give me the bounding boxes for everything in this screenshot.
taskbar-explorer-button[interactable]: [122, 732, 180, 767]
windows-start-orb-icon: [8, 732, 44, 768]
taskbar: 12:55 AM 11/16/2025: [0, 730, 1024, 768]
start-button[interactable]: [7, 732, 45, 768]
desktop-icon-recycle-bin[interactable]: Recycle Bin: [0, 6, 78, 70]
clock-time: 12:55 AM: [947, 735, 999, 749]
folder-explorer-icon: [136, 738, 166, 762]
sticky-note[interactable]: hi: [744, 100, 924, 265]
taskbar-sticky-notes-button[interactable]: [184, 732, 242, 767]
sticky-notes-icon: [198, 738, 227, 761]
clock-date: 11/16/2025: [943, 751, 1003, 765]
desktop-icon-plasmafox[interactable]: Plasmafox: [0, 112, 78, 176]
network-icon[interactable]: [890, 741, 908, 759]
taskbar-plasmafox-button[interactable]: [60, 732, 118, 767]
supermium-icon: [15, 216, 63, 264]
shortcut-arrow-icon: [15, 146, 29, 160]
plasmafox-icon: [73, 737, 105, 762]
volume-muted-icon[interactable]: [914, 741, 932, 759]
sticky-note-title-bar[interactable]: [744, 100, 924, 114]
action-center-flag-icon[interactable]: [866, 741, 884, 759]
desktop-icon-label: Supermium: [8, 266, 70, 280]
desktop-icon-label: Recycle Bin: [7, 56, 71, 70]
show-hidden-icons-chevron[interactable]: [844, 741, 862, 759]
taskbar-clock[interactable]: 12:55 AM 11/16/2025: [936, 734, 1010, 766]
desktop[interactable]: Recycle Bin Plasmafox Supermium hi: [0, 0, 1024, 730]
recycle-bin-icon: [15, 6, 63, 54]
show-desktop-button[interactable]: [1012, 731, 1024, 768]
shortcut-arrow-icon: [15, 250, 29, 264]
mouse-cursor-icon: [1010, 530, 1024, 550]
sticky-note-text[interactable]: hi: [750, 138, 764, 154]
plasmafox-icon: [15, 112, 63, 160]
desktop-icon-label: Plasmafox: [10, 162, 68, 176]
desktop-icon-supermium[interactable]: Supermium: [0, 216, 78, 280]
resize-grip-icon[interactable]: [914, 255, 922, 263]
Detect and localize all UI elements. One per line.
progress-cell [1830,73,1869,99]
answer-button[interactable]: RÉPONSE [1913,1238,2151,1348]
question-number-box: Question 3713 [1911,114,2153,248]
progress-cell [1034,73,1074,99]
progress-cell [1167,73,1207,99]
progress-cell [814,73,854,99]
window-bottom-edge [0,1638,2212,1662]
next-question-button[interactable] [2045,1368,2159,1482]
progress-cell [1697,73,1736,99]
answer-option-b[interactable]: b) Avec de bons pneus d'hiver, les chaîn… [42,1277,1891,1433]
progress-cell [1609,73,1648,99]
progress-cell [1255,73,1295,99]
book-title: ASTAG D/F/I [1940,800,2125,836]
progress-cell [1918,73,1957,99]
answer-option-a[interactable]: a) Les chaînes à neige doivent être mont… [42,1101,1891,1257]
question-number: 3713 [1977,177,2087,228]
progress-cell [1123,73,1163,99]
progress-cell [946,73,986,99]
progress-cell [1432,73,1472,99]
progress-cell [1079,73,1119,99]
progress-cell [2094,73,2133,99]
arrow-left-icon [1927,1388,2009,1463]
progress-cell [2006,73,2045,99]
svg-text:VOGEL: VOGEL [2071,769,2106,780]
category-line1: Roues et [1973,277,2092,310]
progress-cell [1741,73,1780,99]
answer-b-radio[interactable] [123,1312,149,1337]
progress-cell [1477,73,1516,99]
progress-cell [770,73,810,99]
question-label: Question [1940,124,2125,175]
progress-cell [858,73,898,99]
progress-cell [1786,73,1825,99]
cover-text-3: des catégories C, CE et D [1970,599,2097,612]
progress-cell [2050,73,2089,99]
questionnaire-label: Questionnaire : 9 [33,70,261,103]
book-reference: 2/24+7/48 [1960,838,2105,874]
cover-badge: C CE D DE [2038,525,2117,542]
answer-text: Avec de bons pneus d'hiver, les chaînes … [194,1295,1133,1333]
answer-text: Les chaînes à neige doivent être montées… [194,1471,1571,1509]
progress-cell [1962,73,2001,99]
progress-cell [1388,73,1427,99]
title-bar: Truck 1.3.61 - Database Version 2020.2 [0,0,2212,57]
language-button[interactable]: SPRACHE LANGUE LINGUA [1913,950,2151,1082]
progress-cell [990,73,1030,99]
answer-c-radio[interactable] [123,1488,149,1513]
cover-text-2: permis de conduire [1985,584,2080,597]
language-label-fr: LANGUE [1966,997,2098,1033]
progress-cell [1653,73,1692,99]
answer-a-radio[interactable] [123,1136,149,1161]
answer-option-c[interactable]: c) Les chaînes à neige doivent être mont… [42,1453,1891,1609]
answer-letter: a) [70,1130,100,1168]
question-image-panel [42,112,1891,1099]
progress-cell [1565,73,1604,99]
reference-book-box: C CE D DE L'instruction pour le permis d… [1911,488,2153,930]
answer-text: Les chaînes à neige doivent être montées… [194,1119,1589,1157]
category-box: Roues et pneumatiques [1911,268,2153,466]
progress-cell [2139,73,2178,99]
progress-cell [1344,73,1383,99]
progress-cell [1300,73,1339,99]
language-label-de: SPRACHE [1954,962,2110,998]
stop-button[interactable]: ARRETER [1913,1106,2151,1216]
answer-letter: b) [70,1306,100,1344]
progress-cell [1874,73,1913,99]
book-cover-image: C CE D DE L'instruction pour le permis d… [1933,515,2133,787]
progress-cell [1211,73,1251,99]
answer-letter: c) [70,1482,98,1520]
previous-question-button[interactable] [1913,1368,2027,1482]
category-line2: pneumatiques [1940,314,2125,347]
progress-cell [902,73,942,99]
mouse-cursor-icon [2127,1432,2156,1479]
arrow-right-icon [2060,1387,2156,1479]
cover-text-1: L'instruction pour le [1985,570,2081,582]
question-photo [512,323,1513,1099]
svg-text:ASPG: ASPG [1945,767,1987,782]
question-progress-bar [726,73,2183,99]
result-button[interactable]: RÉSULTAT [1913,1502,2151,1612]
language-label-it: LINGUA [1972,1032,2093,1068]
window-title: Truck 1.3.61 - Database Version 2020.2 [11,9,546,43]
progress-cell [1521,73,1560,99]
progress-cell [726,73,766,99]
= = = =
=== PROBLEM TO WORK ON ===
Filter the data above, keeping every line that contains the string "LINGUA". Case counts.

=== ANSWER IN FULL ===
language-button[interactable]: SPRACHE LANGUE LINGUA [1913,950,2151,1082]
language-label-it: LINGUA [1972,1032,2093,1068]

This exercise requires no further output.